Write out every entry exactly as given, but omit the pictures.

_A run of records_
================================

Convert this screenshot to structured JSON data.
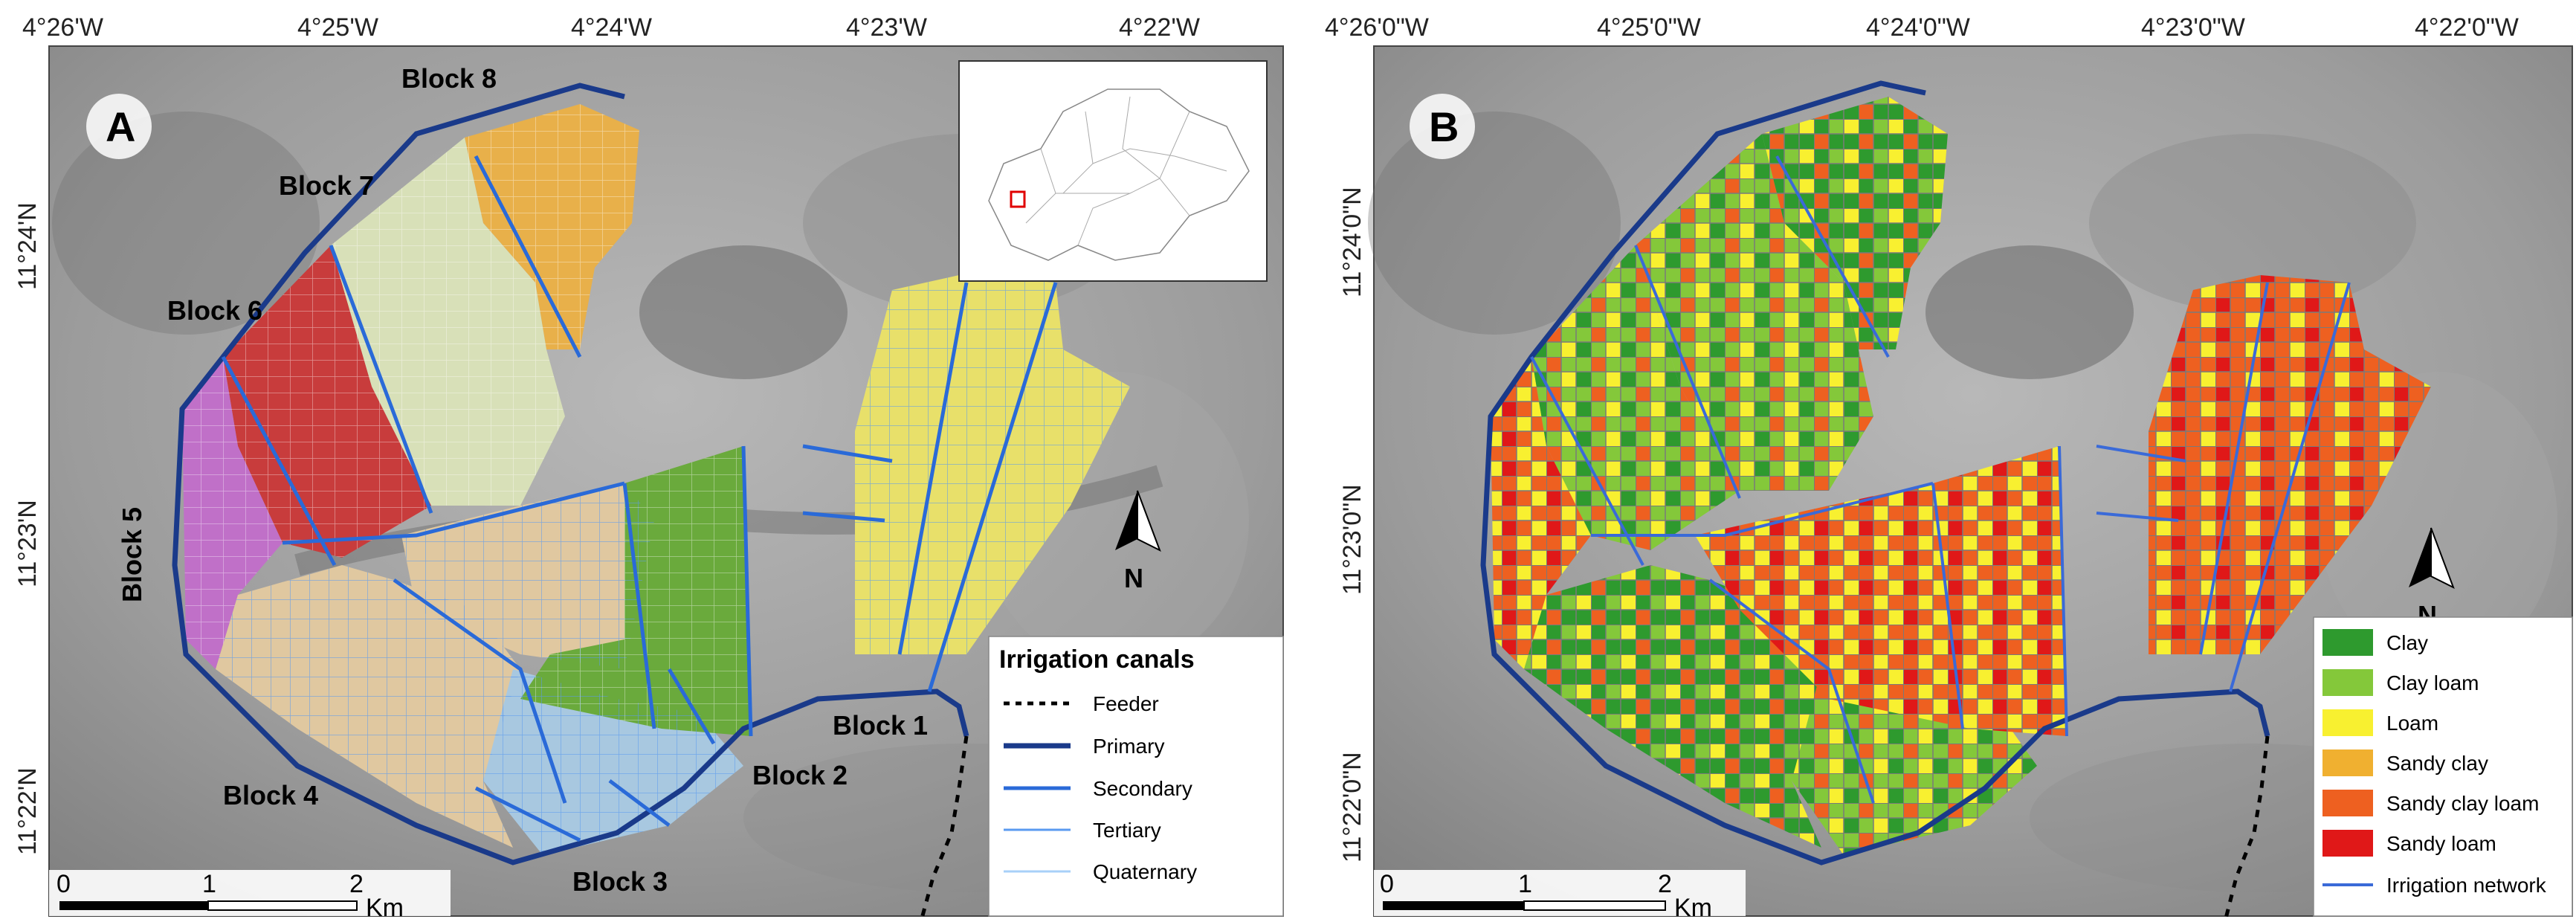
{
  "panel_a": {
    "letter": "A",
    "lon_ticks": [
      "4°26'W",
      "4°25'W",
      "4°24'W",
      "4°23'W",
      "4°22'W"
    ],
    "lat_ticks": [
      "11°24'N",
      "11°23'N",
      "11°22'N"
    ],
    "blocks": [
      "Block 8",
      "Block 7",
      "Block 6",
      "Block 5",
      "Block 4",
      "Block 3",
      "Block 2",
      "Block 1"
    ],
    "block_colors": {
      "block1": "#e8e06a",
      "block2": "#6aaa3c",
      "block3": "#a8c8e0",
      "block4": "#e0c8a0",
      "block5": "#c070c8",
      "block6": "#c83c3c",
      "block7": "#d8e0b8",
      "block8": "#e8b04a"
    },
    "north": "N",
    "scale": {
      "labels": [
        "0",
        "1",
        "2"
      ],
      "unit": "Km"
    },
    "legend": {
      "title": "Irrigation canals",
      "items": [
        "Feeder",
        "Primary",
        "Secondary",
        "Tertiary",
        "Quaternary"
      ],
      "colors": [
        "#000000",
        "#1a3a8a",
        "#2a6ad8",
        "#5a9af0",
        "#a8d0f8"
      ]
    }
  },
  "panel_b": {
    "letter": "B",
    "lon_ticks": [
      "4°26'0\"W",
      "4°25'0\"W",
      "4°24'0\"W",
      "4°23'0\"W",
      "4°22'0\"W"
    ],
    "lat_ticks": [
      "11°24'0\"N",
      "11°23'0\"N",
      "11°22'0\"N"
    ],
    "north": "N",
    "scale": {
      "labels": [
        "0",
        "1",
        "2"
      ],
      "unit": "Km"
    },
    "legend": {
      "items": [
        "Clay",
        "Clay loam",
        "Loam",
        "Sandy clay",
        "Sandy clay loam",
        "Sandy loam",
        "Irrigation network"
      ],
      "colors": [
        "#2e9a2e",
        "#84c83a",
        "#f8f030",
        "#f0b030",
        "#ee6020",
        "#e01818",
        "#3a6ad8"
      ]
    }
  }
}
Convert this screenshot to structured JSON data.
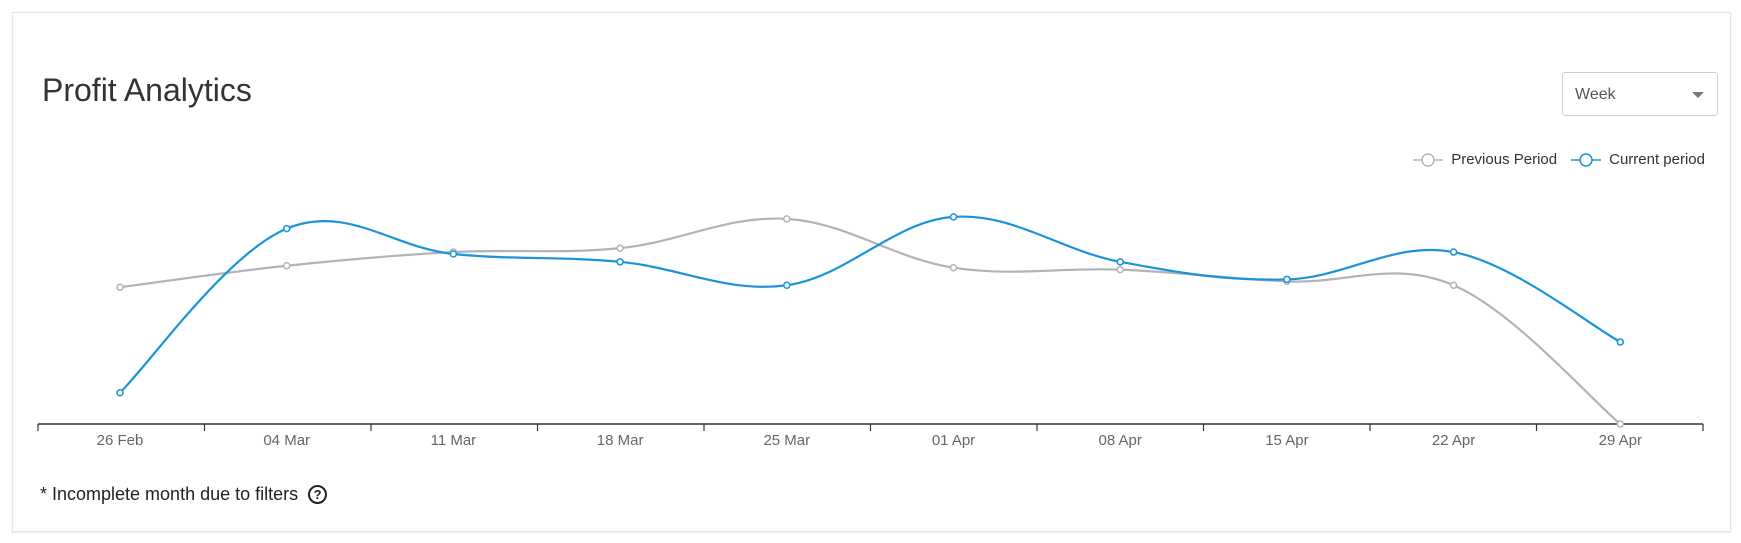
{
  "header": {
    "title": "Profit Analytics",
    "period_select": {
      "value": "Week"
    }
  },
  "footnote": {
    "text": "* Incomplete month due to filters",
    "help_icon": "question-circle-icon"
  },
  "colors": {
    "previous": "#b0b4ba",
    "current": "#1a93d9",
    "axis": "#333333"
  },
  "chart_data": {
    "type": "line",
    "categories": [
      "26 Feb",
      "04 Mar",
      "11 Mar",
      "18 Mar",
      "25 Mar",
      "01 Apr",
      "08 Apr",
      "15 Apr",
      "22 Apr",
      "29 Apr"
    ],
    "series": [
      {
        "name": "Previous Period",
        "values": [
          0.7,
          0.81,
          0.88,
          0.9,
          1.05,
          0.8,
          0.79,
          0.73,
          0.71,
          0.0
        ]
      },
      {
        "name": "Current period",
        "values": [
          0.16,
          1.0,
          0.87,
          0.83,
          0.71,
          1.06,
          0.83,
          0.74,
          0.88,
          0.42
        ]
      }
    ],
    "ylim": [
      0,
      1.3
    ],
    "legend_position": "top-right",
    "grid": false
  }
}
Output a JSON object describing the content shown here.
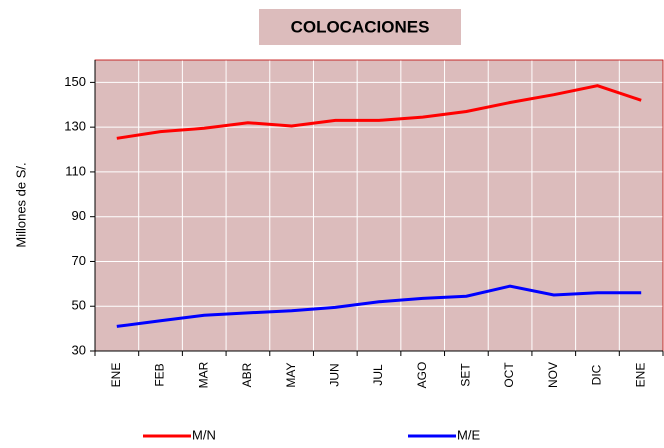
{
  "chart_data": {
    "type": "line",
    "title": "COLOCACIONES",
    "y_label": "Millones de S/.",
    "categories": [
      "ENE",
      "FEB",
      "MAR",
      "ABR",
      "MAY",
      "JUN",
      "JUL",
      "AGO",
      "SET",
      "OCT",
      "NOV",
      "DIC",
      "ENE"
    ],
    "series": [
      {
        "name": "M/N",
        "color": "#ff0000",
        "values": [
          125,
          128,
          129.5,
          132,
          130.5,
          133,
          133,
          134.5,
          137,
          141,
          144.5,
          148.5,
          142
        ]
      },
      {
        "name": "M/E",
        "color": "#0000ff",
        "values": [
          41,
          43.5,
          46,
          47,
          48,
          49.5,
          52,
          53.5,
          54.5,
          59,
          55,
          56,
          56
        ]
      }
    ],
    "ylim": [
      30,
      160
    ],
    "yticks": [
      30,
      50,
      70,
      90,
      110,
      130,
      150
    ],
    "grid": true
  }
}
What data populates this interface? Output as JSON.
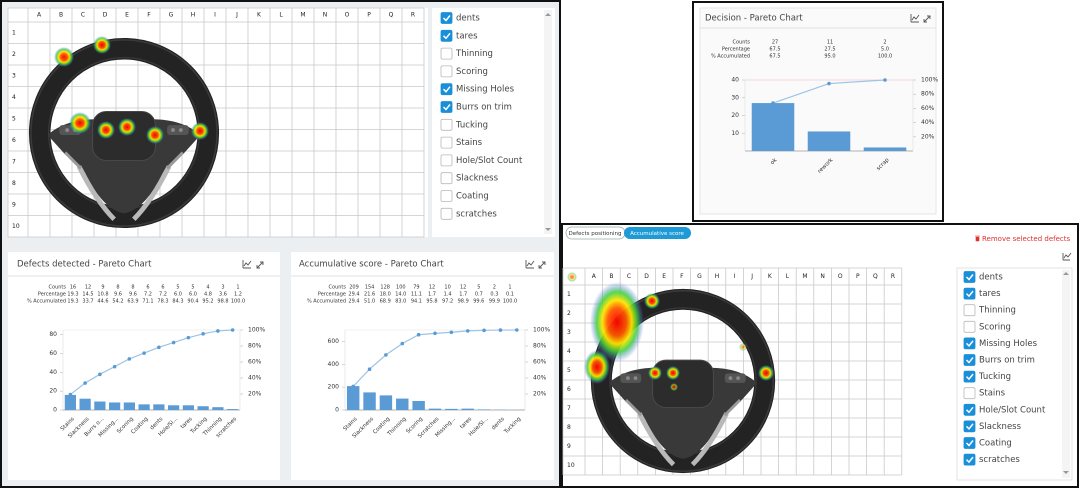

================================

_FULL RESPONSE_
Convert this screenshot to structured JSON data.
{
  "panel_a": {
    "letter": "A",
    "lon_ticks": [
      "4°26'W",
      "4°25'W",
      "4°24'W",
      "4°23'W",
      "4°22'W"
    ],
    "lat_ticks": [
      "11°24'N",
      "11°23'N",
      "11°22'N"
    ],
    "blocks": [
      "Block 8",
      "Block 7",
      "Block 6",
      "Block 5",
      "Block 4",
      "Block 3",
      "Block 2",
      "Block 1"
    ],
    "block_colors": {
      "block1": "#e8e06a",
      "block2": "#6aaa3c",
      "block3": "#a8c8e0",
      "block4": "#e0c8a0",
      "block5": "#c070c8",
      "block6": "#c83c3c",
      "block7": "#d8e0b8",
      "block8": "#e8b04a"
    },
    "north": "N",
    "scale": {
      "labels": [
        "0",
        "1",
        "2"
      ],
      "unit": "Km"
    },
    "legend": {
      "title": "Irrigation canals",
      "items": [
        "Feeder",
        "Primary",
        "Secondary",
        "Tertiary",
        "Quaternary"
      ],
      "colors": [
        "#000000",
        "#1a3a8a",
        "#2a6ad8",
        "#5a9af0",
        "#a8d0f8"
      ]
    }
  },
  "panel_b": {
    "letter": "B",
    "lon_ticks": [
      "4°26'0\"W",
      "4°25'0\"W",
      "4°24'0\"W",
      "4°23'0\"W",
      "4°22'0\"W"
    ],
    "lat_ticks": [
      "11°24'0\"N",
      "11°23'0\"N",
      "11°22'0\"N"
    ],
    "north": "N",
    "scale": {
      "labels": [
        "0",
        "1",
        "2"
      ],
      "unit": "Km"
    },
    "legend": {
      "items": [
        "Clay",
        "Clay loam",
        "Loam",
        "Sandy clay",
        "Sandy clay loam",
        "Sandy loam",
        "Irrigation network"
      ],
      "colors": [
        "#2e9a2e",
        "#84c83a",
        "#f8f030",
        "#f0b030",
        "#ee6020",
        "#e01818",
        "#3a6ad8"
      ]
    }
  }
}
Convert this screenshot to structured JSON data.
{
  "header": {
    "title": "Profit Analytics",
    "period_select": {
      "value": "Week"
    }
  },
  "footnote": {
    "text": "* Incomplete month due to filters",
    "help_icon": "question-circle-icon"
  },
  "colors": {
    "previous": "#b0b4ba",
    "current": "#1a93d9",
    "axis": "#333333"
  },
  "chart_data": {
    "type": "line",
    "categories": [
      "26 Feb",
      "04 Mar",
      "11 Mar",
      "18 Mar",
      "25 Mar",
      "01 Apr",
      "08 Apr",
      "15 Apr",
      "22 Apr",
      "29 Apr"
    ],
    "series": [
      {
        "name": "Previous Period",
        "values": [
          0.7,
          0.81,
          0.88,
          0.9,
          1.05,
          0.8,
          0.79,
          0.73,
          0.71,
          0.0
        ]
      },
      {
        "name": "Current period",
        "values": [
          0.16,
          1.0,
          0.87,
          0.83,
          0.71,
          1.06,
          0.83,
          0.74,
          0.88,
          0.42
        ]
      }
    ],
    "ylim": [
      0,
      1.3
    ],
    "legend_position": "top-right",
    "grid": false
  }
}
Output a JSON object describing the content shown here.
{
  "chart_data": {
    "type": "line",
    "title": "COLOCACIONES",
    "y_label": "Millones de S/.",
    "categories": [
      "ENE",
      "FEB",
      "MAR",
      "ABR",
      "MAY",
      "JUN",
      "JUL",
      "AGO",
      "SET",
      "OCT",
      "NOV",
      "DIC",
      "ENE"
    ],
    "series": [
      {
        "name": "M/N",
        "color": "#ff0000",
        "values": [
          125,
          128,
          129.5,
          132,
          130.5,
          133,
          133,
          134.5,
          137,
          141,
          144.5,
          148.5,
          142
        ]
      },
      {
        "name": "M/E",
        "color": "#0000ff",
        "values": [
          41,
          43.5,
          46,
          47,
          48,
          49.5,
          52,
          53.5,
          54.5,
          59,
          55,
          56,
          56
        ]
      }
    ],
    "ylim": [
      30,
      160
    ],
    "yticks": [
      30,
      50,
      70,
      90,
      110,
      130,
      150
    ],
    "grid": true
  }
}
What data populates this interface? Output as JSON.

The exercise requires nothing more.